Metadata-Version: 2.1
Name: text-selection
Version: 0.0.3
Summary: Command-line interface (CLI) to select lines of a text file.
Author-email: Stefan Taubert <pypi@stefantaubert.com>
Maintainer-email: Stefan Taubert <pypi@stefantaubert.com>
License: MIT
Project-URL: Homepage, https://github.com/stefantaubert/text-selection
Project-URL: Issues, https://github.com/stefantaubert/text-selection/issues
Keywords: Text-to-speech,Speech synthesis,Corpus,Utils,Language,Linguistics
Classifier: Development Status :: 2 - Pre-Alpha
Classifier: Operating System :: OS Independent
Classifier: Operating System :: MacOS
Classifier: Operating System :: POSIX
Classifier: Operating System :: POSIX :: BSD
Classifier: Operating System :: POSIX :: Linux
Classifier: Operating System :: Unix
Classifier: Operating System :: Microsoft :: Windows
Classifier: Programming Language :: Python
Classifier: Programming Language :: Python :: 3
Classifier: Programming Language :: Python :: 3.8
Classifier: Programming Language :: Python :: 3.9
Classifier: Programming Language :: Python :: 3.10
Classifier: Programming Language :: Python :: 3.11
Classifier: License :: OSI Approved :: MIT License
Requires-Python: <4,>=3.8
Description-Content-Type: text/markdown
License-File: LICENSE
Requires-Dist: tqdm
Requires-Dist: numpy
Requires-Dist: scipy
Requires-Dist: pandas
Requires-Dist: ordered-set (>=4.1.0)

# text-selection

[![PyPI](https://img.shields.io/pypi/v/text-selection.svg)](https://pypi.python.org/pypi/text-selection)

○ ○ ○ ○

**GIVEN TASK 1:** List every dependency named on a "Requires-Dist" line in the package metadata, including any version constraint given.

Data listing
○ ○ ○ ○

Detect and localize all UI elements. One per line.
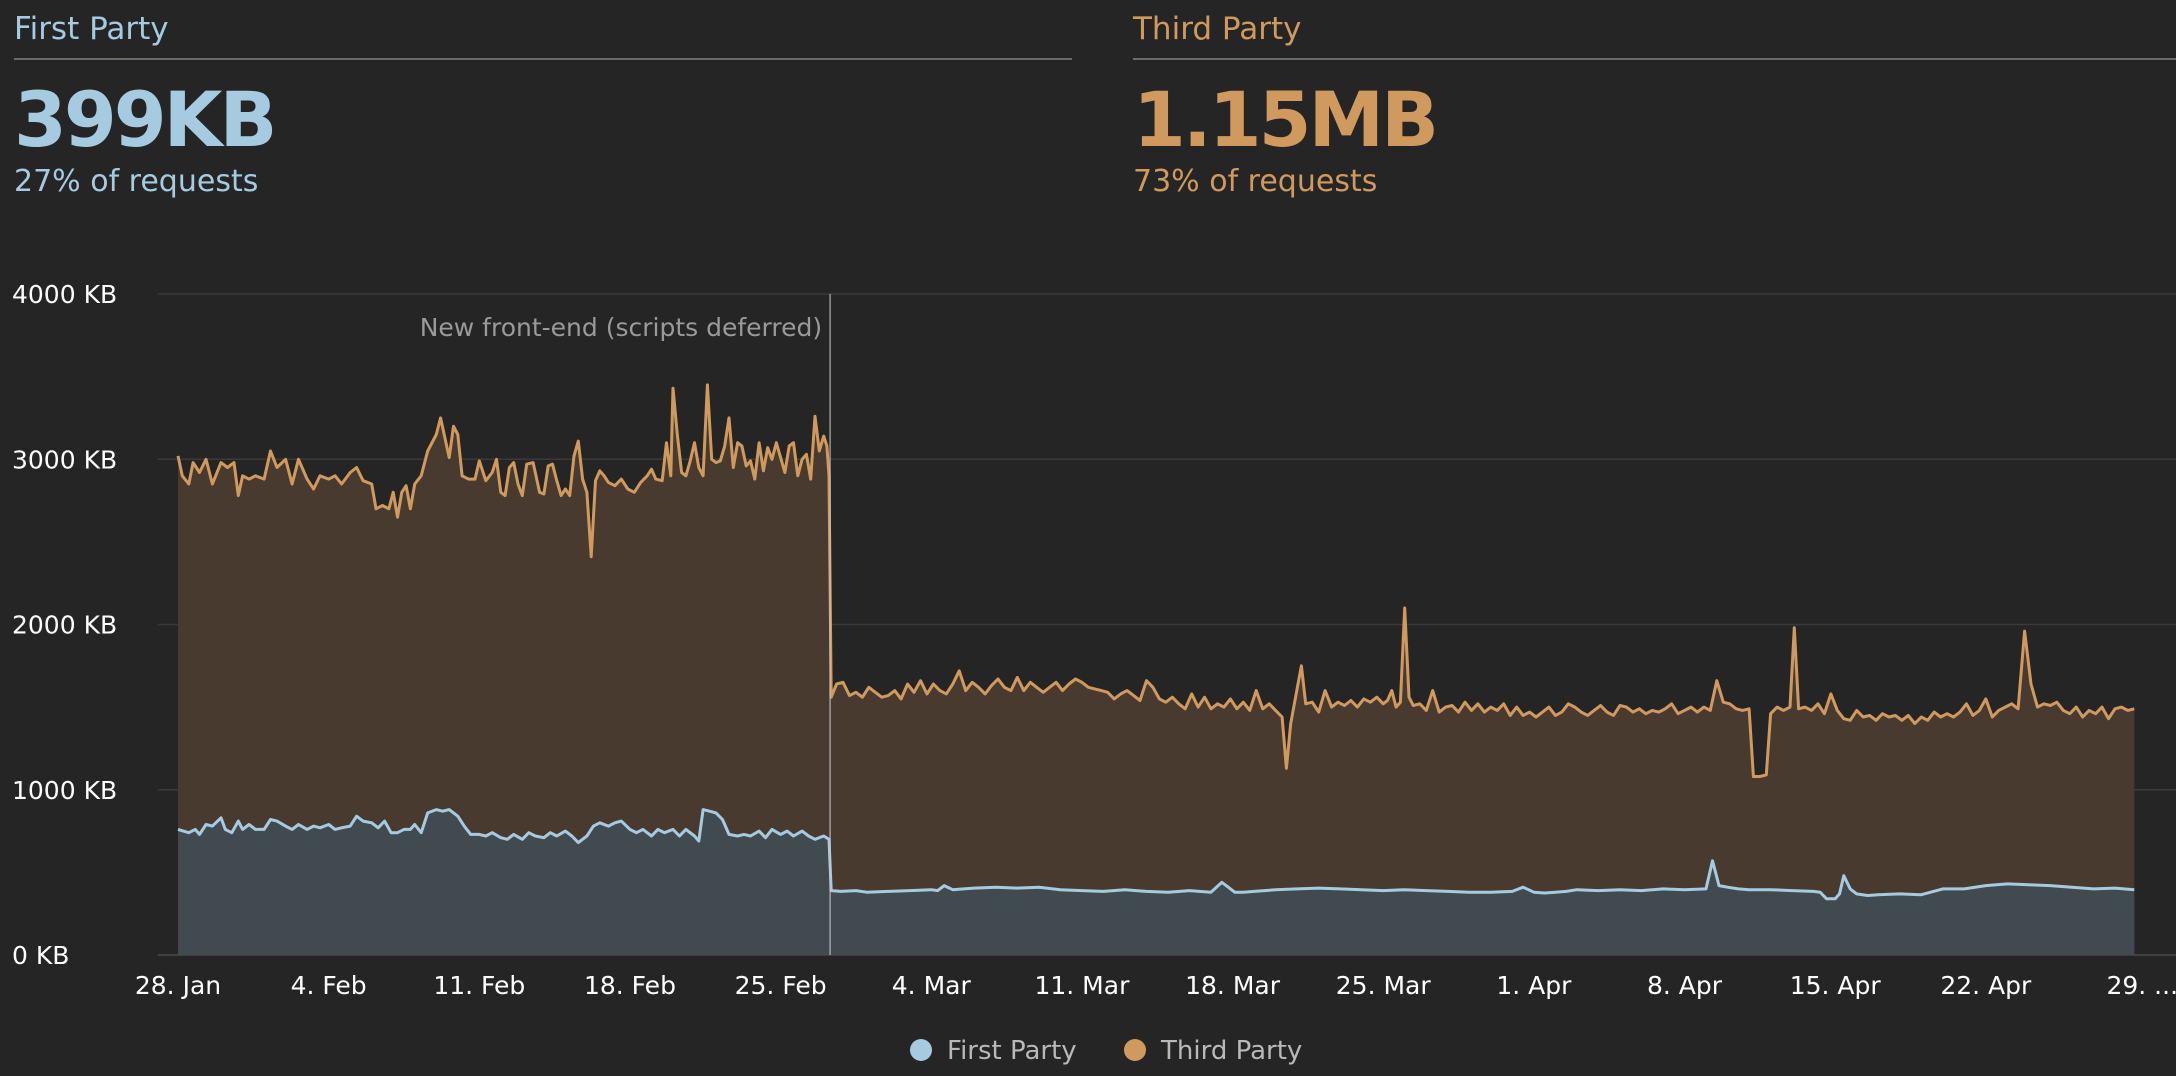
legend-label: Third Party xyxy=(1160,1036,1302,1066)
x-tick-label: 15. Apr xyxy=(1790,971,1882,1000)
axes: 0 KB 1000 KB 2000 KB 3000 KB 4000 KB 28. Jan 4… xyxy=(12,280,2176,1000)
legend-marker xyxy=(1124,1039,1146,1061)
annotation-label: New front-end (scripts deferred) xyxy=(420,313,822,342)
third-party-summary: Third Party 1.15MB 73% of requests xyxy=(1133,0,2176,200)
first-party-area xyxy=(178,809,2135,955)
y-tick-label: 1000 KB xyxy=(12,776,117,805)
x-tick-label: 18. Feb xyxy=(584,971,676,1000)
x-tick-label: 28. Jan xyxy=(135,971,221,1000)
first-party-summary: First Party 399KB 27% of requests xyxy=(14,0,1072,200)
x-tick-label: 11. Feb xyxy=(433,971,525,1000)
x-tick-label: 1. Apr xyxy=(1496,971,1572,1000)
third-party-title: Third Party xyxy=(1133,0,2176,60)
x-tick-label: 29. ... xyxy=(2106,971,2176,1000)
y-tick-label: 4000 KB xyxy=(12,280,117,309)
series-lines[interactable] xyxy=(176,383,2135,901)
x-tick-label: 18. Mar xyxy=(1185,971,1281,1000)
x-tick-label: 11. Mar xyxy=(1034,971,1130,1000)
first-party-share: 27% of requests xyxy=(14,164,259,199)
third-party-total: 1.15MB xyxy=(1133,75,1439,164)
legend-label: First Party xyxy=(947,1036,1077,1066)
legend-marker xyxy=(910,1039,932,1061)
x-tick-label: 25. Mar xyxy=(1336,971,1432,1000)
third-party-area xyxy=(178,384,2135,955)
x-tick-label: 8. Apr xyxy=(1647,971,1723,1000)
series-areas xyxy=(178,384,2135,955)
legend-item-third-party[interactable]: Third Party xyxy=(1124,1036,1302,1066)
x-tick-label: 4. Feb xyxy=(291,971,367,1000)
x-tick-label: 4. Mar xyxy=(892,971,972,1000)
third-party-line[interactable] xyxy=(176,383,2135,778)
annotation: New front-end (scripts deferred) xyxy=(420,294,831,955)
x-tick-label: 22. Apr xyxy=(1940,971,2032,1000)
y-tick-label: 2000 KB xyxy=(12,611,117,640)
first-party-title: First Party xyxy=(14,0,1072,60)
first-party-total: 399KB xyxy=(14,75,277,164)
first-party-line[interactable] xyxy=(177,808,2135,901)
y-tick-label: 3000 KB xyxy=(12,445,117,474)
third-party-share: 73% of requests xyxy=(1133,164,1378,199)
x-tick-label: 25. Feb xyxy=(735,971,827,1000)
legend[interactable]: First Party Third Party xyxy=(910,1036,1302,1066)
y-tick-label: 0 KB xyxy=(12,941,69,970)
legend-item-first-party[interactable]: First Party xyxy=(910,1036,1077,1066)
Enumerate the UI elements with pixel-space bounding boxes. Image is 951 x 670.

○ ○ ○ ○

**GIVEN TASK 2:** In the entries, echo everything from the line containing "legend-label: Third Party" down to the line containing "x-tick-label: 18. Mar", both of those lines included.

**COMPLETE OUTPUT 1:**
tqdm
numpy
scipy
pandas
ordered-set (>=4.1.0)

**COMPLETE OUTPUT 2:**
legend-label: Third Party xyxy=(1160,1036,1302,1066)
x-tick-label: 15. Apr xyxy=(1790,971,1882,1000)
axes: 0 KB 1000 KB 2000 KB 3000 KB 4000 KB 28. Jan 4… xyxy=(12,280,2176,1000)
legend-marker xyxy=(1124,1039,1146,1061)
annotation-label: New front-end (scripts deferred) xyxy=(420,313,822,342)
third-party-summary: Third Party 1.15MB 73% of requests xyxy=(1133,0,2176,200)
first-party-area xyxy=(178,809,2135,955)
y-tick-label: 1000 KB xyxy=(12,776,117,805)
x-tick-label: 18. Feb xyxy=(584,971,676,1000)
x-tick-label: 28. Jan xyxy=(135,971,221,1000)
first-party-summary: First Party 399KB 27% of requests xyxy=(14,0,1072,200)
x-tick-label: 11. Feb xyxy=(433,971,525,1000)
x-tick-label: 1. Apr xyxy=(1496,971,1572,1000)
third-party-title: Third Party xyxy=(1133,0,2176,60)
x-tick-label: 29. ... xyxy=(2106,971,2176,1000)
y-tick-label: 4000 KB xyxy=(12,280,117,309)
series-lines[interactable] xyxy=(176,383,2135,901)
x-tick-label: 18. Mar xyxy=(1185,971,1281,1000)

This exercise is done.